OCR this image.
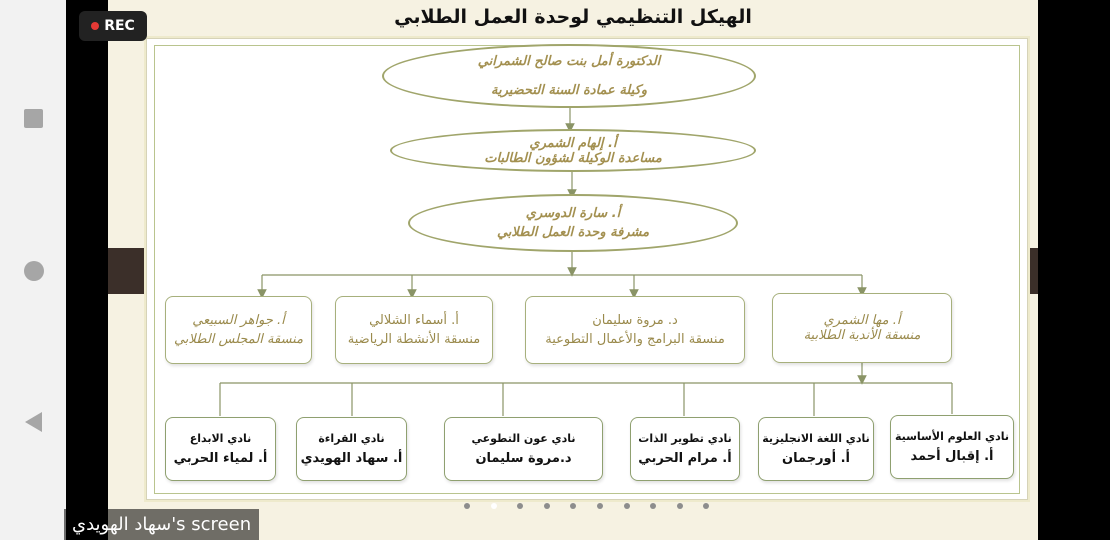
الهيكل التنظيمي لوحدة العمل الطلابي
الدكتورة أمل بنت صالح الشمراني
وكيلة عمادة السنة التحضيرية
أ. إلهام الشمري
مساعدة الوكيلة لشؤون الطالبات
أ. سارة الدوسري
مشرفة وحدة العمل الطلابي
أ. مها الشمري
منسقة الأندية الطلابية
د. مروة سليمان
منسقة البرامج والأعمال التطوعية
أ. أسماء الشلالي
منسقة الأنشطة الرياضية
أ. جواهر السبيعي
منسقة المجلس الطلابي
نادي العلوم الأساسية
أ. إقبال أحمد
نادي اللغة الانجليزية
أ. أورجمان
نادي تطوير الذات
أ. مرام الحربي
نادي عون التطوعي
د.مروة سليمان
نادي القراءة
أ. سهاد الهويدي
نادي الابداع
أ. لمياء الحربي
REC
سهاد الهويدي's screen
==*==
Your instructions:
Write out every record above exactly as it stands, but leave out the pictures.

Solution to this problem:
OCR this image.
الهيكل التنظيمي لوحدة العمل الطلابي
الدكتورة أمل بنت صالح الشمراني
وكيلة عمادة السنة التحضيرية
أ. إلهام الشمري
مساعدة الوكيلة لشؤون الطالبات
أ. سارة الدوسري
مشرفة وحدة العمل الطلابي
أ. مها الشمري
منسقة الأندية الطلابية
د. مروة سليمان
منسقة البرامج والأعمال التطوعية
أ. أسماء الشلالي
منسقة الأنشطة الرياضية
أ. جواهر السبيعي
منسقة المجلس الطلابي
نادي العلوم الأساسية
أ. إقبال أحمد
نادي اللغة الانجليزية
أ. أورجمان
نادي تطوير الذات
أ. مرام الحربي
نادي عون التطوعي
د.مروة سليمان
نادي القراءة
أ. سهاد الهويدي
نادي الابداع
أ. لمياء الحربي
REC
سهاد الهويدي's screen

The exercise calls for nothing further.